■ What is required: Pick out all lines with the word "orqali" from the records that follow.

(Rows from a dataset)

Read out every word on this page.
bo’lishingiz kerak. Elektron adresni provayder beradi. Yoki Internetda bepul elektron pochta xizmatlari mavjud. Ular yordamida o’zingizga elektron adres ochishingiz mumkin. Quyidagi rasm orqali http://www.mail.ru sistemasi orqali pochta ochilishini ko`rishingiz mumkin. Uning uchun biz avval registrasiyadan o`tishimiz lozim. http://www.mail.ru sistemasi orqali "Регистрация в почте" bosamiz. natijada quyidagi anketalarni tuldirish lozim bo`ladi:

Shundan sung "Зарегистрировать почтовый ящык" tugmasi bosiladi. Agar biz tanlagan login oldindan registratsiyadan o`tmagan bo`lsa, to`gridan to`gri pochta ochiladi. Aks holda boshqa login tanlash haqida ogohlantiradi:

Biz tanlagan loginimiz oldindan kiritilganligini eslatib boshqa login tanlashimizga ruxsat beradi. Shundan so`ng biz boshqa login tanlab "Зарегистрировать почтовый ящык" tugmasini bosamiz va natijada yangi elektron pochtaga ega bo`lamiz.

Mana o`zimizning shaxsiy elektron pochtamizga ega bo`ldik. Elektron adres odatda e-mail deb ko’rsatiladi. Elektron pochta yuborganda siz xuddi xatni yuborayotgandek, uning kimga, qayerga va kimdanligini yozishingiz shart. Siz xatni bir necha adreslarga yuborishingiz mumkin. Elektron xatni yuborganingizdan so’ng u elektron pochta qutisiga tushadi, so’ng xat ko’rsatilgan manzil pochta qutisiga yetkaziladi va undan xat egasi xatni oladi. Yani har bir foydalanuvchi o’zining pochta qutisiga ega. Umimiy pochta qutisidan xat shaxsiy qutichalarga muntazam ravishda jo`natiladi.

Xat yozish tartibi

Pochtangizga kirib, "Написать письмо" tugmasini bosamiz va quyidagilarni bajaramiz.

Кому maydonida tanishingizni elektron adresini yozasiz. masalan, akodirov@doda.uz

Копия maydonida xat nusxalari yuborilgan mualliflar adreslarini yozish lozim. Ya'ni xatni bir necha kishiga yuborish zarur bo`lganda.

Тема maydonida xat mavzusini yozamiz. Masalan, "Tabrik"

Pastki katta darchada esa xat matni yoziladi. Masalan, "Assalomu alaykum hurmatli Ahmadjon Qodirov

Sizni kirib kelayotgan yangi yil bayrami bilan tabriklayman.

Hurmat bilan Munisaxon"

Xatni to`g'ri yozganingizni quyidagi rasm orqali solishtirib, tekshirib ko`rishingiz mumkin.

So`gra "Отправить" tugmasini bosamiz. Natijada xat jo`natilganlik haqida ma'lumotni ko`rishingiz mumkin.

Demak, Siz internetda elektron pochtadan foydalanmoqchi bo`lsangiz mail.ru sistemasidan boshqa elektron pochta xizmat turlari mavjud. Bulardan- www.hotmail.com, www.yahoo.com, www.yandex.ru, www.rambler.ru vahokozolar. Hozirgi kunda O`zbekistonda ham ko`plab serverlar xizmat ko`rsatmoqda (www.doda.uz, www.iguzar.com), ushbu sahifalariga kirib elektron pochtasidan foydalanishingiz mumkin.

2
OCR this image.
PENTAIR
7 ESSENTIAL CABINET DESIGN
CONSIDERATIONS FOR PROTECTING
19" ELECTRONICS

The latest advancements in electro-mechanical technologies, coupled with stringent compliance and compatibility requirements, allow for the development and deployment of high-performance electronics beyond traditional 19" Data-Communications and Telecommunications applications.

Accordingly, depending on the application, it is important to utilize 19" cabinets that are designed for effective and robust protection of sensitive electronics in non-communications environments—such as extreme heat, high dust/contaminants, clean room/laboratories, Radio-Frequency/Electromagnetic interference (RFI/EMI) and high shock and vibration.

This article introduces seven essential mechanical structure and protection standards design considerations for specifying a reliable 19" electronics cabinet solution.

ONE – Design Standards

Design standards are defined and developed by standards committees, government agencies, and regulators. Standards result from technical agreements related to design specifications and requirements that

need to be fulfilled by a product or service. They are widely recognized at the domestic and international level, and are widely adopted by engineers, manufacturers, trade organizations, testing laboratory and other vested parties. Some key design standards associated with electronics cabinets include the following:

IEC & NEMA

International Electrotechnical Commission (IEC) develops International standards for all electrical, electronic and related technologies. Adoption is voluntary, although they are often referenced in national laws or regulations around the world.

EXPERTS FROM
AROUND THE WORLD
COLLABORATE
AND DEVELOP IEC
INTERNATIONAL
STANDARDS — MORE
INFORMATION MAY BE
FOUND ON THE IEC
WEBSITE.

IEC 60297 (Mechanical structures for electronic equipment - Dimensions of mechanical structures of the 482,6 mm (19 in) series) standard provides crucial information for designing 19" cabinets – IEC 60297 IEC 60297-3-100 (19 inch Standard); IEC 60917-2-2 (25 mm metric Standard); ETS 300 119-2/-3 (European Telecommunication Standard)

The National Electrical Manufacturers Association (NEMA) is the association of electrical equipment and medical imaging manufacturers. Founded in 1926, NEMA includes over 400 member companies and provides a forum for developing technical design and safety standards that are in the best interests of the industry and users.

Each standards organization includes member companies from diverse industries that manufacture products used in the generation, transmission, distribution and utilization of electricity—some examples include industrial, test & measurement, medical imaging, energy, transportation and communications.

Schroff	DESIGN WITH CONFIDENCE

■ Correct result:
bo’lishingiz kerak. Elektron adresni provayder beradi. Yoki Internetda bepul elektron pochta xizmatlari mavjud. Ular yordamida o’zingizga elektron adres ochishingiz mumkin. Quyidagi rasm orqali http://www.mail.ru sistemasi orqali pochta ochilishini ko`rishingiz mumkin. Uning uchun biz avval registrasiyadan o`tishimiz lozim. http://www.mail.ru sistemasi orqali "Регистрация в почте" bosamiz. natijada quyidagi anketalarni tuldirish lozim bo`ladi:
Xatni to`g'ri yozganingizni quyidagi rasm orqali solishtirib, tekshirib ko`rishingiz mumkin.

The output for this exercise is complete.